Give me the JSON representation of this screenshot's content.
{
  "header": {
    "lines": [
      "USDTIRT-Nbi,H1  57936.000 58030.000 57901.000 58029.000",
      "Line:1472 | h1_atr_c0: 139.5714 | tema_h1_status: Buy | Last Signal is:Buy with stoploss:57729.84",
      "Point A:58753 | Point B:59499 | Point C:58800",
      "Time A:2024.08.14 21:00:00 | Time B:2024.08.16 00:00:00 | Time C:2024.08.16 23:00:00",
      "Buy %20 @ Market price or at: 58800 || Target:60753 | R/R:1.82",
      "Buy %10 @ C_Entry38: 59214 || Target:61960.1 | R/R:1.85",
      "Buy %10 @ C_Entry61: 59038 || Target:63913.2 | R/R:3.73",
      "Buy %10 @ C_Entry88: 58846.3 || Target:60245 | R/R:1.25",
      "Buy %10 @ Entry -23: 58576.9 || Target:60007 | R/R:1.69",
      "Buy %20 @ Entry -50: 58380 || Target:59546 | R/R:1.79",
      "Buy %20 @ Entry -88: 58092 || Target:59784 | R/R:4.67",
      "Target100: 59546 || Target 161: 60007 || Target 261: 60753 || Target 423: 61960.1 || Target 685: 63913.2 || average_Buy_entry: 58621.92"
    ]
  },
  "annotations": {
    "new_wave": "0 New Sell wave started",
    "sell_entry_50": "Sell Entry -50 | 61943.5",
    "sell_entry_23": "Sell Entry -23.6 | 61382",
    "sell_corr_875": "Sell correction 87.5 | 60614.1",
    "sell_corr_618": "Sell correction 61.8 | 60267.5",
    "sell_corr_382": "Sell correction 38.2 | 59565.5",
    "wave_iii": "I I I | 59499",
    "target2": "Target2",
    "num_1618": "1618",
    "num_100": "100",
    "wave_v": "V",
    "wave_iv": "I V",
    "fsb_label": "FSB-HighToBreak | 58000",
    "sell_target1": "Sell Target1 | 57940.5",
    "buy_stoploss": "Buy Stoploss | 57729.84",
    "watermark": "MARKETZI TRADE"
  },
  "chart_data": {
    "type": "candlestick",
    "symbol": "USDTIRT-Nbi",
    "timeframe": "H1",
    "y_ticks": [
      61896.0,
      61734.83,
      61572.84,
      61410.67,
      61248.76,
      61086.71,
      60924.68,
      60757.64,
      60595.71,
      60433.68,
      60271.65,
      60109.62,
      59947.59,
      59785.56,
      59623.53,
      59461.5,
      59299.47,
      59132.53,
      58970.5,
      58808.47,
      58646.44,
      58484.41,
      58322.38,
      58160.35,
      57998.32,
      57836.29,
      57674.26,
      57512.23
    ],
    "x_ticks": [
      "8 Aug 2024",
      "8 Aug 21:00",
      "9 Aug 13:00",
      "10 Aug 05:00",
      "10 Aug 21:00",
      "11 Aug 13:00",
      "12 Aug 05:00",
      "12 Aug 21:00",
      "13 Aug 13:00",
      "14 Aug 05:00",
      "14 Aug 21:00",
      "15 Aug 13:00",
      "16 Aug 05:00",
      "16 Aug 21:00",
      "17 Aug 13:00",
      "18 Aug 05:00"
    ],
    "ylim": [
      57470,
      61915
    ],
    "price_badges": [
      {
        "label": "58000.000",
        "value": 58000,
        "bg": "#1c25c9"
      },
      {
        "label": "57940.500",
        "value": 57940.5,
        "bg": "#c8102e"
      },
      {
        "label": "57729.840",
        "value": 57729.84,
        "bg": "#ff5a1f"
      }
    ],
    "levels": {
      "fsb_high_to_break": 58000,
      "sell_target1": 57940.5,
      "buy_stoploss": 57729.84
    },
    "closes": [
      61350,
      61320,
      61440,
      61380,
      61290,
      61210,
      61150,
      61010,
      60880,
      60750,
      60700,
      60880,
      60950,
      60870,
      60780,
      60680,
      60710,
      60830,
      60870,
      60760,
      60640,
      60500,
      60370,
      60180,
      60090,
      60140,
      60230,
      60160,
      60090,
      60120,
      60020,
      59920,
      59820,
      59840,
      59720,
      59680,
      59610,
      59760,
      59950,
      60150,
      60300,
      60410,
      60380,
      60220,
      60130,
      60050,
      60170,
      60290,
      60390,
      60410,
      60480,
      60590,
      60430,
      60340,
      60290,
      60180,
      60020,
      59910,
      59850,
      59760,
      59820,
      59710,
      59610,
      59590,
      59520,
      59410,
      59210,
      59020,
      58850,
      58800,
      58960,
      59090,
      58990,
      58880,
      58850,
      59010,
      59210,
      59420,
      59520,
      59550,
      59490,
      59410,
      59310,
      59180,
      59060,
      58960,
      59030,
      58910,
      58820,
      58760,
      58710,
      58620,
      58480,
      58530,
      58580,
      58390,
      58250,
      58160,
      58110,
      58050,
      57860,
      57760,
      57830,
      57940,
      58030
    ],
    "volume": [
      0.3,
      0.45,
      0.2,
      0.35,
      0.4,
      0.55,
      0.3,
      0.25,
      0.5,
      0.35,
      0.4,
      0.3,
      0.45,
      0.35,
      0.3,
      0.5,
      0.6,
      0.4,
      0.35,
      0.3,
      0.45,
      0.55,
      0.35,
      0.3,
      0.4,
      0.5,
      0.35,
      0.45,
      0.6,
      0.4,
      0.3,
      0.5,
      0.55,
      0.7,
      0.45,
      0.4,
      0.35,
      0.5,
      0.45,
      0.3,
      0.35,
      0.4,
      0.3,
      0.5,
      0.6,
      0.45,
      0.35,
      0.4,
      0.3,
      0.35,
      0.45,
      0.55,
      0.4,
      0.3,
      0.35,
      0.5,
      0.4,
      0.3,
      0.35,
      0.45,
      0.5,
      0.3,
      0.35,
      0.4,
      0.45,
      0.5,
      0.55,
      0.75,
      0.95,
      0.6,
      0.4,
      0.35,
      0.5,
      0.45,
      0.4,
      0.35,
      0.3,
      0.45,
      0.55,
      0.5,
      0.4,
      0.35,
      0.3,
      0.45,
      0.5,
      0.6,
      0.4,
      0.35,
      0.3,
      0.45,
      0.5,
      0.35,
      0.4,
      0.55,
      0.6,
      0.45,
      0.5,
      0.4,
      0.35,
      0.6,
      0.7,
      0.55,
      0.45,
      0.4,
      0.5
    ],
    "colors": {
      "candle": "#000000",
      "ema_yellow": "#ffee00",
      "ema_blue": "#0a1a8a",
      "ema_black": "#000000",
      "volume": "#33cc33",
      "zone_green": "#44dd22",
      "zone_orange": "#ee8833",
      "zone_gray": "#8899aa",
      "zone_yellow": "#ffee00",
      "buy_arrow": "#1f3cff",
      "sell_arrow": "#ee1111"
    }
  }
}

■ ■ ■

> **Task details**
Identify every line above that includes the word "USDTIRT", and show those lines.

> **Task response**
      "USDTIRT-Nbi,H1  57936.000 58030.000 57901.000 58029.000",
    "symbol": "USDTIRT-Nbi",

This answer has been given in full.